→ REQUIREMENT: Print verbatim the lines of the entries from the one containing "What does this" to the last, inclusive, and no others.

****************

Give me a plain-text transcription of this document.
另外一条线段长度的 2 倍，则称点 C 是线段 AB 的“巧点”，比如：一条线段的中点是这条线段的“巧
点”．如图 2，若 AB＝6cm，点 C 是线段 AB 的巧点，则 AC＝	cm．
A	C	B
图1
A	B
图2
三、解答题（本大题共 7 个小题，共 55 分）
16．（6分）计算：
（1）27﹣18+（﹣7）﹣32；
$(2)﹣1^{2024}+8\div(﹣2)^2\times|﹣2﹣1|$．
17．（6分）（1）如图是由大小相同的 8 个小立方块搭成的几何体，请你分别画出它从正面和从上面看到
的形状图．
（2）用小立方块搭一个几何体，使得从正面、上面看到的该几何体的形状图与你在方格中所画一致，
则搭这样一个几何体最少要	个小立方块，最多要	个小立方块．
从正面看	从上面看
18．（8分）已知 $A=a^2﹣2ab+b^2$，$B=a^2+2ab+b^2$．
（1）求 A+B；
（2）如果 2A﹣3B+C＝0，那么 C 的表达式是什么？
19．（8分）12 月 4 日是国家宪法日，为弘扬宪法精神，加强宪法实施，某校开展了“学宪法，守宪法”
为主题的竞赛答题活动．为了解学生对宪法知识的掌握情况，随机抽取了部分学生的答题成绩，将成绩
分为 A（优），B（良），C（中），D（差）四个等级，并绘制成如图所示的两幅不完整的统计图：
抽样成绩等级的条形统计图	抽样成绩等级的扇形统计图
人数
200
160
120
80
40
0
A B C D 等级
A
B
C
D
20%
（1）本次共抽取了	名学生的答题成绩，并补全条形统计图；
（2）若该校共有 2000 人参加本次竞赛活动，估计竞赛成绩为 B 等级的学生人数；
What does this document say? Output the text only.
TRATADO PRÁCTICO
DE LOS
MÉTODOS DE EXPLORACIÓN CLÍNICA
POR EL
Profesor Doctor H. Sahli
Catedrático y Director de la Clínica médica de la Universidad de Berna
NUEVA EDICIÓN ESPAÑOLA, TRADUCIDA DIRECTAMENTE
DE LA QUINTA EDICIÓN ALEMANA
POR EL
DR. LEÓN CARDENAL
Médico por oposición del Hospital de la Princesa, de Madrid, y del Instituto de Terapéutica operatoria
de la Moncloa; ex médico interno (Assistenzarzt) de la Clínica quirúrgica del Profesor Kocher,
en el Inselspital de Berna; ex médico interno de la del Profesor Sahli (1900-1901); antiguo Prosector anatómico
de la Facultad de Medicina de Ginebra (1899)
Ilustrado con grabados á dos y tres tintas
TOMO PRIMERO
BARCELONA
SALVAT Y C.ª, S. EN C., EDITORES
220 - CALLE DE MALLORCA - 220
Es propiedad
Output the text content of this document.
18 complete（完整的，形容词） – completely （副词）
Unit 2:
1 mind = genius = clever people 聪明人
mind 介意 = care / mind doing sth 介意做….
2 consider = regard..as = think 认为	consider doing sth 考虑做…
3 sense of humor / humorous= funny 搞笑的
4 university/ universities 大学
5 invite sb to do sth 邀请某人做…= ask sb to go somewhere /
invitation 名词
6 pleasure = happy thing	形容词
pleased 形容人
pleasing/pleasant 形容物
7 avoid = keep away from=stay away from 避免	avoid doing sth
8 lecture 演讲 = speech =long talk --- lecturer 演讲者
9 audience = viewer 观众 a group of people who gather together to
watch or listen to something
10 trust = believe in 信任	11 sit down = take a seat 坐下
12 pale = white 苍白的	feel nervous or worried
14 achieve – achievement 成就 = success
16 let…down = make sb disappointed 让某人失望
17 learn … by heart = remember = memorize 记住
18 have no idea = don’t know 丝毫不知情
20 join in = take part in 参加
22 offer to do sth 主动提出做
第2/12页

****************

→ ANSWER FOR THE TASK:
What does this document say? Output the text only.
TRATADO PRÁCTICO
DE LOS
MÉTODOS DE EXPLORACIÓN CLÍNICA
POR EL
Profesor Doctor H. Sahli
Catedrático y Director de la Clínica médica de la Universidad de Berna
NUEVA EDICIÓN ESPAÑOLA, TRADUCIDA DIRECTAMENTE
DE LA QUINTA EDICIÓN ALEMANA
POR EL
DR. LEÓN CARDENAL
Médico por oposición del Hospital de la Princesa, de Madrid, y del Instituto de Terapéutica operatoria
de la Moncloa; ex médico interno (Assistenzarzt) de la Clínica quirúrgica del Profesor Kocher,
en el Inselspital de Berna; ex médico interno de la del Profesor Sahli (1900-1901); antiguo Prosector anatómico
de la Facultad de Medicina de Ginebra (1899)
Ilustrado con grabados á dos y tres tintas
TOMO PRIMERO
BARCELONA
SALVAT Y C.ª, S. EN C., EDITORES
220 - CALLE DE MALLORCA - 220
Es propiedad
Output the text content of this document.
18 complete（完整的，形容词） – completely （副词）
Unit 2:
1 mind = genius = clever people 聪明人
mind 介意 = care / mind doing sth 介意做….
2 consider = regard..as = think 认为	consider doing sth 考虑做…
3 sense of humor / humorous= funny 搞笑的
4 university/ universities 大学
5 invite sb to do sth 邀请某人做…= ask sb to go somewhere /
invitation 名词
6 pleasure = happy thing	形容词
pleased 形容人
pleasing/pleasant 形容物
7 avoid = keep away from=stay away from 避免	avoid doing sth
8 lecture 演讲 = speech =long talk --- lecturer 演讲者
9 audience = viewer 观众 a group of people who gather together to
watch or listen to something
10 trust = believe in 信任	11 sit down = take a seat 坐下
12 pale = white 苍白的	feel nervous or worried
14 achieve – achievement 成就 = success
16 let…down = make sb disappointed 让某人失望
17 learn … by heart = remember = memorize 记住
18 have no idea = don’t know 丝毫不知情
20 join in = take part in 参加
22 offer to do sth 主动提出做
第2/12页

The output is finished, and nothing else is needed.